• [What you have to do] From the listing below, extract each line containing the string "buttons".
── Dataset extract ──
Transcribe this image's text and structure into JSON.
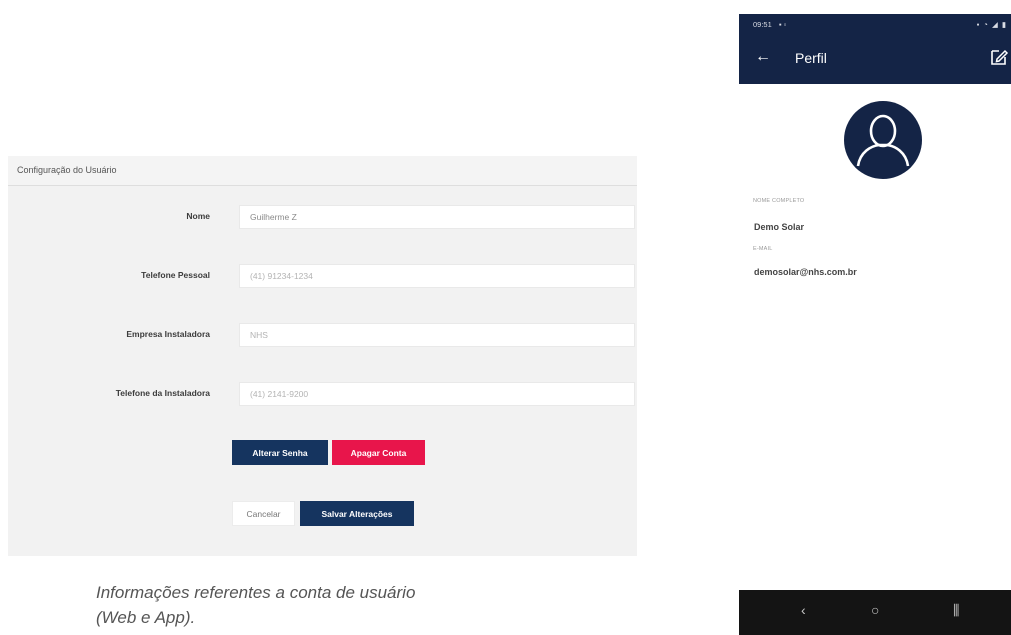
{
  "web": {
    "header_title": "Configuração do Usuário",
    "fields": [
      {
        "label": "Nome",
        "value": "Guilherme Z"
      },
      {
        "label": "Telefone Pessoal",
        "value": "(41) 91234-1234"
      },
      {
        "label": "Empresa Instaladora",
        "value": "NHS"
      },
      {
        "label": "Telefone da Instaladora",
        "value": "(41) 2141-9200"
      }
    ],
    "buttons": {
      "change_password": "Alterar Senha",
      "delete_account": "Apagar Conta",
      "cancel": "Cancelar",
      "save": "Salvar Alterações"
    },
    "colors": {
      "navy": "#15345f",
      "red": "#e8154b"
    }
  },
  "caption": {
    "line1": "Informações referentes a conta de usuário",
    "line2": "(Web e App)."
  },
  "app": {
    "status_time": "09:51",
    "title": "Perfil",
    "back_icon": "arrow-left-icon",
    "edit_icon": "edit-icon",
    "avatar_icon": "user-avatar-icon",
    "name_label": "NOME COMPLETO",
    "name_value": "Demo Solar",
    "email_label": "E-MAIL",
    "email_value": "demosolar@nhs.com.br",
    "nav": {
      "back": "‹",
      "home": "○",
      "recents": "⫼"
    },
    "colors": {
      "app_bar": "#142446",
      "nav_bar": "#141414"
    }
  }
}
───
── Dataset extract ──
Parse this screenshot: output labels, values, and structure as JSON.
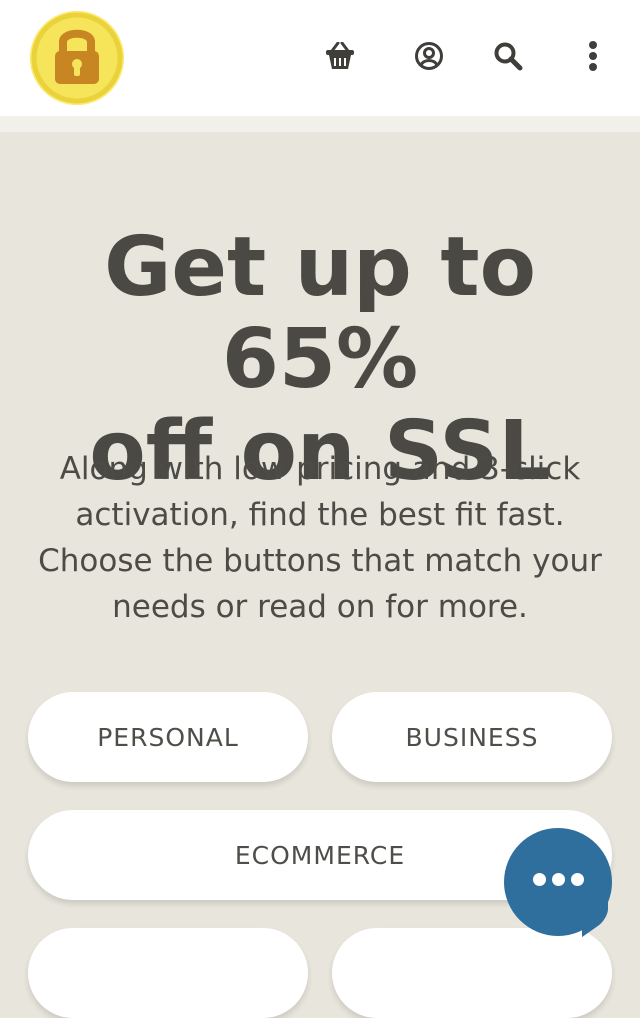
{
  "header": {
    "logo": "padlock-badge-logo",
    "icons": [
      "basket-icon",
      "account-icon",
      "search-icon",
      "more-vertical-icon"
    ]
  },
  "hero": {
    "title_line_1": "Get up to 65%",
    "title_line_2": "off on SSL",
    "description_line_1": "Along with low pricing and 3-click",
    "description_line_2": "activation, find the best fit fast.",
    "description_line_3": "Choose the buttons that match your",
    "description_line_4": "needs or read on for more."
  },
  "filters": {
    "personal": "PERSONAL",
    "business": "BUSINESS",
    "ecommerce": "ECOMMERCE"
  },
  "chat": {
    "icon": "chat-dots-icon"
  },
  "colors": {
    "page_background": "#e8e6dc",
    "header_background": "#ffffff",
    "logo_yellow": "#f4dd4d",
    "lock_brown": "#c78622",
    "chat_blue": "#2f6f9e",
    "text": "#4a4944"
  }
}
───
• [Solution to this task]
    "buttons": {
    "description_line_3": "Choose the buttons that match your",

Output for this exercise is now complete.